Quote the whole listing word for word, please.
§ §
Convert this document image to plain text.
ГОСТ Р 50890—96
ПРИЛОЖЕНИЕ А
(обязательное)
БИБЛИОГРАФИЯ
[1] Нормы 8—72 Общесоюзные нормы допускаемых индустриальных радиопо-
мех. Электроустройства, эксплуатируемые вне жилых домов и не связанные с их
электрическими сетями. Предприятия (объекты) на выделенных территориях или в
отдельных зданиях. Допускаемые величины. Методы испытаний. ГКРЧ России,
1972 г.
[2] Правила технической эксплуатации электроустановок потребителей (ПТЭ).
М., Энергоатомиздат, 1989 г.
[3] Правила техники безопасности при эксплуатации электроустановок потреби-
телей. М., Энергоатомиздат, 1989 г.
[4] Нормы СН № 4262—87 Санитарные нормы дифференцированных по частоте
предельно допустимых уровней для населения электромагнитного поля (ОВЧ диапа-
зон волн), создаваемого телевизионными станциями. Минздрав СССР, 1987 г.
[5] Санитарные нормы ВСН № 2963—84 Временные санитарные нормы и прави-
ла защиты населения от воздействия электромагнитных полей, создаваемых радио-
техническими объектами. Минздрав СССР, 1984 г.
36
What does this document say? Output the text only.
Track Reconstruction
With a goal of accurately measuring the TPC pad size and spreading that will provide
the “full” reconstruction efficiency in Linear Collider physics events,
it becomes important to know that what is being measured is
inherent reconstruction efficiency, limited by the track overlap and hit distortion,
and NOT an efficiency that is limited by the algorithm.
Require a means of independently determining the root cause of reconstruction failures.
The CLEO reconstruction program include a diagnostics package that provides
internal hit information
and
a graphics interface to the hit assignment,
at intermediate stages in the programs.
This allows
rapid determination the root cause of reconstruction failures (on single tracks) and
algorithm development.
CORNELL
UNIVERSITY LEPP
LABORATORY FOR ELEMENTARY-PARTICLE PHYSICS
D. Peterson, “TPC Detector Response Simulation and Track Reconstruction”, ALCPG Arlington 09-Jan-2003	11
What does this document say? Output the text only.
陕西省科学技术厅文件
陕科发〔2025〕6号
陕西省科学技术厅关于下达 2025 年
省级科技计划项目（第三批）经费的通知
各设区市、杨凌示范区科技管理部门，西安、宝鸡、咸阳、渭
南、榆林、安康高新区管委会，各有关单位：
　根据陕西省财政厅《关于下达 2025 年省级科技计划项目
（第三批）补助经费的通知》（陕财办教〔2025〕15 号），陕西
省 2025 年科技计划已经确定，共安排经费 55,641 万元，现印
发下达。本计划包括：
§ §
Complete answer:
Convert this document image to plain text.
ГОСТ Р 50890—96
ПРИЛОЖЕНИЕ А
(обязательное)
БИБЛИОГРАФИЯ
[1] Нормы 8—72 Общесоюзные нормы допускаемых индустриальных радиопо-
мех. Электроустройства, эксплуатируемые вне жилых домов и не связанные с их
электрическими сетями. Предприятия (объекты) на выделенных территориях или в
отдельных зданиях. Допускаемые величины. Методы испытаний. ГКРЧ России,
1972 г.
[2] Правила технической эксплуатации электроустановок потребителей (ПТЭ).
М., Энергоатомиздат, 1989 г.
[3] Правила техники безопасности при эксплуатации электроустановок потреби-
телей. М., Энергоатомиздат, 1989 г.
[4] Нормы СН № 4262—87 Санитарные нормы дифференцированных по частоте
предельно допустимых уровней для населения электромагнитного поля (ОВЧ диапа-
зон волн), создаваемого телевизионными станциями. Минздрав СССР, 1987 г.
[5] Санитарные нормы ВСН № 2963—84 Временные санитарные нормы и прави-
ла защиты населения от воздействия электромагнитных полей, создаваемых радио-
техническими объектами. Минздрав СССР, 1984 г.
36
What does this document say? Output the text only.
Track Reconstruction
With a goal of accurately measuring the TPC pad size and spreading that will provide
the “full” reconstruction efficiency in Linear Collider physics events,
it becomes important to know that what is being measured is
inherent reconstruction efficiency, limited by the track overlap and hit distortion,
and NOT an efficiency that is limited by the algorithm.
Require a means of independently determining the root cause of reconstruction failures.
The CLEO reconstruction program include a diagnostics package that provides
internal hit information
and
a graphics interface to the hit assignment,
at intermediate stages in the programs.
This allows
rapid determination the root cause of reconstruction failures (on single tracks) and
algorithm development.
CORNELL
UNIVERSITY LEPP
LABORATORY FOR ELEMENTARY-PARTICLE PHYSICS
D. Peterson, “TPC Detector Response Simulation and Track Reconstruction”, ALCPG Arlington 09-Jan-2003	11
What does this document say? Output the text only.
陕西省科学技术厅文件
陕科发〔2025〕6号
陕西省科学技术厅关于下达 2025 年
省级科技计划项目（第三批）经费的通知
各设区市、杨凌示范区科技管理部门，西安、宝鸡、咸阳、渭
南、榆林、安康高新区管委会，各有关单位：
　根据陕西省财政厅《关于下达 2025 年省级科技计划项目
（第三批）补助经费的通知》（陕财办教〔2025〕15 号），陕西
省 2025 年科技计划已经确定，共安排经费 55,641 万元，现印
发下达。本计划包括：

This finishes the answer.